Dataset records:
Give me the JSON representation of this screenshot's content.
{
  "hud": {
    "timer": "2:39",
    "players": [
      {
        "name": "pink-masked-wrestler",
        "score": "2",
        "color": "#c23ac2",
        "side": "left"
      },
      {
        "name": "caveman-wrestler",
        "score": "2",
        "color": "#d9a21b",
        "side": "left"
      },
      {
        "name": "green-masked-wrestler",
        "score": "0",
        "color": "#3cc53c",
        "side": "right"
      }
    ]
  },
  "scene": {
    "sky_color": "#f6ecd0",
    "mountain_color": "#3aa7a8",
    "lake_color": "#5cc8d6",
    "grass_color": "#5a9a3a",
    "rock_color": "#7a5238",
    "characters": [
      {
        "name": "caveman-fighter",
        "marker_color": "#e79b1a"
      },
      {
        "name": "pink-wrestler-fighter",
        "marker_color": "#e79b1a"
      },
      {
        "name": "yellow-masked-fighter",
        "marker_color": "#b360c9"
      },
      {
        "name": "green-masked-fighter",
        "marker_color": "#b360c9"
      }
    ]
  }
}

==

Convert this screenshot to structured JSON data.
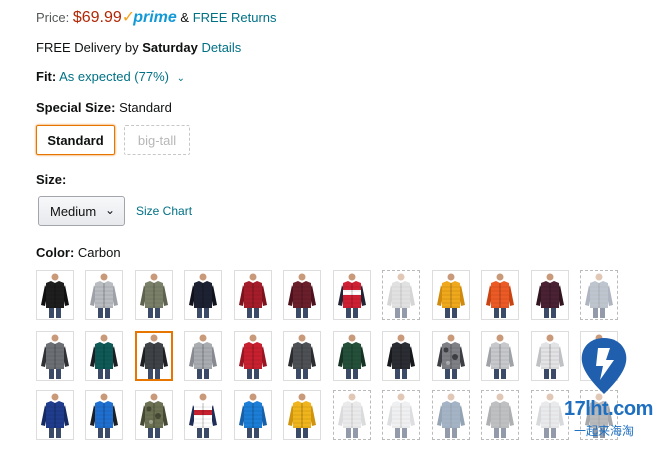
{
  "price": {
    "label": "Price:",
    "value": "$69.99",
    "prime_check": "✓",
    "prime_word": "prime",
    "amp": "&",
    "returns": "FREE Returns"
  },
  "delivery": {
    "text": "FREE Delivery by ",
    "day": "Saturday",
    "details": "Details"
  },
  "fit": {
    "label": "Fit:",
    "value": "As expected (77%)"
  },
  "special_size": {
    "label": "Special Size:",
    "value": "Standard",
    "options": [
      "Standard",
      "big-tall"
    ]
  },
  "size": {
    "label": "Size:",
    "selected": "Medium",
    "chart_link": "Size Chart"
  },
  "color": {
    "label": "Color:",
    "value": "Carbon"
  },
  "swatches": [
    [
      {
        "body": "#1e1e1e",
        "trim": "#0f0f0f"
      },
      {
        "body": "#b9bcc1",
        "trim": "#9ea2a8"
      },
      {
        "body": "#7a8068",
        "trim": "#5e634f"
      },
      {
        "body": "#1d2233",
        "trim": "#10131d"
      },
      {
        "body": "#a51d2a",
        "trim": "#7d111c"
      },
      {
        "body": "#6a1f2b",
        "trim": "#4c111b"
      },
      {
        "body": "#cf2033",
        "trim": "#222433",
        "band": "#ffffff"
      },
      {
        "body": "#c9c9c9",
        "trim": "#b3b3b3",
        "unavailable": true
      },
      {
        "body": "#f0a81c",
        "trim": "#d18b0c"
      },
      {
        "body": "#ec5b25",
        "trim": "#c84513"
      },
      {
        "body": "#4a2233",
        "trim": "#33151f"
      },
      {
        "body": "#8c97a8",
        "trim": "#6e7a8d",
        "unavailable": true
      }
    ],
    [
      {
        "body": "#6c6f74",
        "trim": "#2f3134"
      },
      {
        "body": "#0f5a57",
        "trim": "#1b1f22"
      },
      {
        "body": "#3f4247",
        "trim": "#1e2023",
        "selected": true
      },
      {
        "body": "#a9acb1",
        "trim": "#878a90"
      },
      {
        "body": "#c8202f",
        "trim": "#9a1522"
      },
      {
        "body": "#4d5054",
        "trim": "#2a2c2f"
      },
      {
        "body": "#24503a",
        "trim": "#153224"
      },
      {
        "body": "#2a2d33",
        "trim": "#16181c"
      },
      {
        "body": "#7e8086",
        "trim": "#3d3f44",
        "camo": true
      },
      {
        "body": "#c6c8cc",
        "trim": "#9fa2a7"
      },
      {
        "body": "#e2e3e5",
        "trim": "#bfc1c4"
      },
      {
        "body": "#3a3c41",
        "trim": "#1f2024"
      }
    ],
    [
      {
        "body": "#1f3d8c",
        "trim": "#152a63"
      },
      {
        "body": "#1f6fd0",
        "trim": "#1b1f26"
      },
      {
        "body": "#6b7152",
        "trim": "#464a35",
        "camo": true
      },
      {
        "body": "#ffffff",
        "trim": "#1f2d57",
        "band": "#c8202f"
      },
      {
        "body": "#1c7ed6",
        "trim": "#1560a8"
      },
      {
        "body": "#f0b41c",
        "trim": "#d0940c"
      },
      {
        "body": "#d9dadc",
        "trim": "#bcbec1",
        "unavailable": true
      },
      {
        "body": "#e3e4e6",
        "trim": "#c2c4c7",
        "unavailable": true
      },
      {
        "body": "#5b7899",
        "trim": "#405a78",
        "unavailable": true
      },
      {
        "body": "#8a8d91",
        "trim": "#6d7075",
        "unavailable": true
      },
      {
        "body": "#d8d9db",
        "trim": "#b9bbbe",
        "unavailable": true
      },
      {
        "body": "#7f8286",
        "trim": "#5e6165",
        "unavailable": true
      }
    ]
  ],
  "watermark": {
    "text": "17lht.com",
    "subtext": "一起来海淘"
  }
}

Short task:
Each line above that includes "this" counts once; state the total and nothing more.

Written solution:
2